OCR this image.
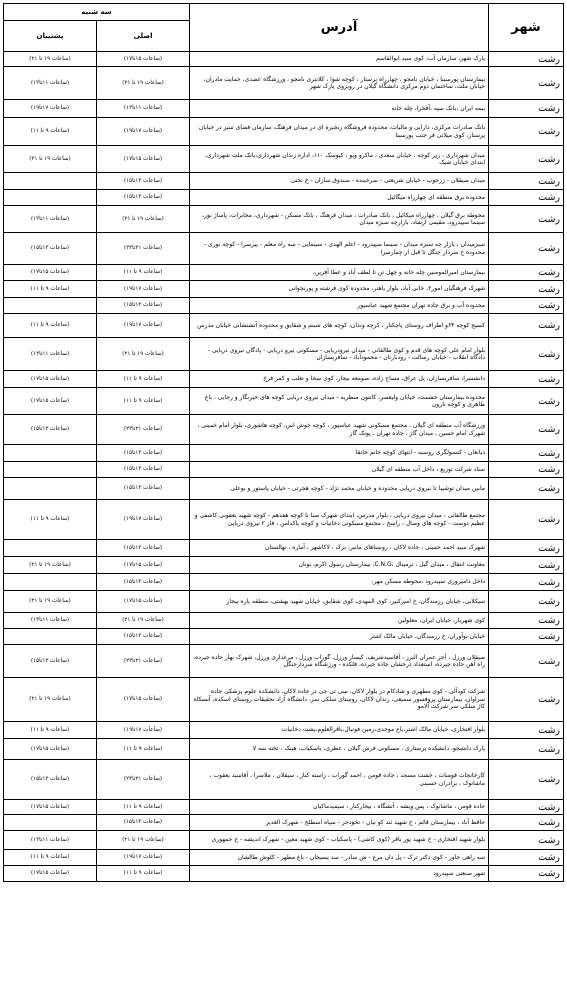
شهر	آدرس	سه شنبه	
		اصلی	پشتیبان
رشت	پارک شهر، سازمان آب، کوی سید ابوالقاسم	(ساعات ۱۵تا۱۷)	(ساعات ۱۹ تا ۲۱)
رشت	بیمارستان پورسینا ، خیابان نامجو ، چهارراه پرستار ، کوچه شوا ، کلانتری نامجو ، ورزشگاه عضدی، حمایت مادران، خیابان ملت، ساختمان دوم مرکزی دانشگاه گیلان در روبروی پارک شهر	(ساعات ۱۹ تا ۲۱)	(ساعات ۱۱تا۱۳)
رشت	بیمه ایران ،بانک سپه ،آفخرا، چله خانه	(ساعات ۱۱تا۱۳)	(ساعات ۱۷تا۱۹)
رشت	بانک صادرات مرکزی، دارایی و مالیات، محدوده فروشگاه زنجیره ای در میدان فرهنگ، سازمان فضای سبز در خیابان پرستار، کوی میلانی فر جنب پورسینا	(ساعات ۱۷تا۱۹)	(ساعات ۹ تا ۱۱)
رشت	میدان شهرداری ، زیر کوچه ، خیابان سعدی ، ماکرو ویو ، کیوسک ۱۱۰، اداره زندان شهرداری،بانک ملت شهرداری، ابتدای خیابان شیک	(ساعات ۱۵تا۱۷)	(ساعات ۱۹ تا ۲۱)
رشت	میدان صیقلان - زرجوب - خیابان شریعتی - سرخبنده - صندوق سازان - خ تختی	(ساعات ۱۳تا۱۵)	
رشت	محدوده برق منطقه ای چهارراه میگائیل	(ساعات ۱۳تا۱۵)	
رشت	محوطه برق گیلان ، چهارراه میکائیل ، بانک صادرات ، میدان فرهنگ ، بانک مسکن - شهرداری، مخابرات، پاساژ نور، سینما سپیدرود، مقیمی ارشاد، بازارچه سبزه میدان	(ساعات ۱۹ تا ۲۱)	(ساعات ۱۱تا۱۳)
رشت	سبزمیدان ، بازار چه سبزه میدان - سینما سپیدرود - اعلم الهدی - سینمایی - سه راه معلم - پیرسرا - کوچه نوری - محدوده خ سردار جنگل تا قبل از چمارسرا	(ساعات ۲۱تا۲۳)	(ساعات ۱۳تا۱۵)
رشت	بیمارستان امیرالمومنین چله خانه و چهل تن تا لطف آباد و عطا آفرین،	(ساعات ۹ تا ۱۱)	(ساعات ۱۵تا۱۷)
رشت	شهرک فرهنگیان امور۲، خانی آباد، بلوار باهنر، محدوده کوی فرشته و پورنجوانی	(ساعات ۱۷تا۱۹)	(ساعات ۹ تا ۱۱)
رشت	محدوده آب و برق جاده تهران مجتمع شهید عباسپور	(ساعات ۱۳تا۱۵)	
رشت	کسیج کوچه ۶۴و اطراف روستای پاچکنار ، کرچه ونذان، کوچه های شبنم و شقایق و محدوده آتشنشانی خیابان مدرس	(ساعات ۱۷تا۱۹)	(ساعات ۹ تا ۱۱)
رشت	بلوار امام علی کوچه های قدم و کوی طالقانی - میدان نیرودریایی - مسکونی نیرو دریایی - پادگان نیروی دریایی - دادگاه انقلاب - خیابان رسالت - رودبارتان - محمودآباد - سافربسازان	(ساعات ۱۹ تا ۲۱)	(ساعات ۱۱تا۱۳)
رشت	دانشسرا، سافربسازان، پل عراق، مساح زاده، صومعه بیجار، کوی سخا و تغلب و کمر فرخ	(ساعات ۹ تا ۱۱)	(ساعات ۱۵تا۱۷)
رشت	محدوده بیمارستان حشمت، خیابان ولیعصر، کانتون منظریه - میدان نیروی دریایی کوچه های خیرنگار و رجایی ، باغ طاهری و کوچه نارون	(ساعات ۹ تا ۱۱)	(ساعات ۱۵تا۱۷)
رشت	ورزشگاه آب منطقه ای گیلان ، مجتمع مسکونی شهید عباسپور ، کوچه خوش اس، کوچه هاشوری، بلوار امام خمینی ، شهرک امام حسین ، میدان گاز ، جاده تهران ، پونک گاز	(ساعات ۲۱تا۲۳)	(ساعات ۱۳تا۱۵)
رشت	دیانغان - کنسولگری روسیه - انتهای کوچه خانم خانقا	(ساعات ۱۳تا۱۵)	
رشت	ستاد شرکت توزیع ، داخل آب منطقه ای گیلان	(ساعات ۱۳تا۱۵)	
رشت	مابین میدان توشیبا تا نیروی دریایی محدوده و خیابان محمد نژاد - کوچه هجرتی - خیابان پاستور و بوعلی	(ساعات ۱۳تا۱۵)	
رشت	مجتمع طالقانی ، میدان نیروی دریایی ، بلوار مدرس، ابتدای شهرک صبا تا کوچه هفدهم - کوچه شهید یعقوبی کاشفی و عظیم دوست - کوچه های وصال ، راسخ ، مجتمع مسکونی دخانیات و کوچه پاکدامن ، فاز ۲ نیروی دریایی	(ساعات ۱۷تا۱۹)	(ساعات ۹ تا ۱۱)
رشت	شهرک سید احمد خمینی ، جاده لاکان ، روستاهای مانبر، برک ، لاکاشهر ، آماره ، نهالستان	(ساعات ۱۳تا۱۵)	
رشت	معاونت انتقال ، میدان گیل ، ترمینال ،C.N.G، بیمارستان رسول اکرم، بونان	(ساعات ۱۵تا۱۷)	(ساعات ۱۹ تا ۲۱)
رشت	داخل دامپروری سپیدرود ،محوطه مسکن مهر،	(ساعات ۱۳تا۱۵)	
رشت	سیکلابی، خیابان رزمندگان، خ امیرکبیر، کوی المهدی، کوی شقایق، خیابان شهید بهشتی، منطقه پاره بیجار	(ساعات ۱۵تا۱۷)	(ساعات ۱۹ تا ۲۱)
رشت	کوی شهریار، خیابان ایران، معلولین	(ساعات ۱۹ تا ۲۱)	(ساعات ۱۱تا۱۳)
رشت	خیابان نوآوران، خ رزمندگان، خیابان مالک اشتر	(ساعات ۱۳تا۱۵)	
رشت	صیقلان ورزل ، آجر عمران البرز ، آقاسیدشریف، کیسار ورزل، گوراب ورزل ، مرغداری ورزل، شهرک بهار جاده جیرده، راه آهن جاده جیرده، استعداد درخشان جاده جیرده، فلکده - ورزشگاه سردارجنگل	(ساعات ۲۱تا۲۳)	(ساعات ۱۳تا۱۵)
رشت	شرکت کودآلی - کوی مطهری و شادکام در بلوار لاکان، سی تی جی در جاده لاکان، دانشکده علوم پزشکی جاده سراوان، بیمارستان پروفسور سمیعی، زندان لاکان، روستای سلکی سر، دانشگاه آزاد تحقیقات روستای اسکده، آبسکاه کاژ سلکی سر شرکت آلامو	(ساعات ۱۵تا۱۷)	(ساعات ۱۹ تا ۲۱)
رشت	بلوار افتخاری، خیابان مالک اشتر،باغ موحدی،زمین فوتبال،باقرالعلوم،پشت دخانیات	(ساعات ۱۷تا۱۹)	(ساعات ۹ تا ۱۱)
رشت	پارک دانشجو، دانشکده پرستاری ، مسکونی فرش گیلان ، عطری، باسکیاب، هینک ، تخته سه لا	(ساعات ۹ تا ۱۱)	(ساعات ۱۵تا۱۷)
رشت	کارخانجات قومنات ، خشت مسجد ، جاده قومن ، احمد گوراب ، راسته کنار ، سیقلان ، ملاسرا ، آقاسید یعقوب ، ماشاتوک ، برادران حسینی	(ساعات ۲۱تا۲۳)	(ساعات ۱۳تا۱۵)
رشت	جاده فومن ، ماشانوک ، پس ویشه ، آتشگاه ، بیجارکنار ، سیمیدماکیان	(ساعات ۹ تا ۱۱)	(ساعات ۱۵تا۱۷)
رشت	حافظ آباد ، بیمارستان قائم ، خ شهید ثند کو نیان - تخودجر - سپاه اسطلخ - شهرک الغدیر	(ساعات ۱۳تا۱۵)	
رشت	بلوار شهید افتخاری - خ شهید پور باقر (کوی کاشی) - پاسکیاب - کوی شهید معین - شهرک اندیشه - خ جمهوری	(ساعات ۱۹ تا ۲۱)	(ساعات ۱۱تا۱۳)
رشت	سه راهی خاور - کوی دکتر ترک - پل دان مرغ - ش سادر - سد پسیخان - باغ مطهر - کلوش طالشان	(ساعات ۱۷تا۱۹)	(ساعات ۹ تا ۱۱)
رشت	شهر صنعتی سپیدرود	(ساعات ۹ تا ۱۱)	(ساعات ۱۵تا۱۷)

^^^^^^^^^^^^^^^^

REQUIREMENTS — Read the entries and select each line where the word "داخل" is found.

WRITTEN SOLUTION —
رشت	ستاد شرکت توزیع ، داخل آب منطقه ای گیلان	(ساعات ۱۳تا۱۵)	
رشت	داخل دامپروری سپیدرود ،محوطه مسکن مهر،	(ساعات ۱۳تا۱۵)	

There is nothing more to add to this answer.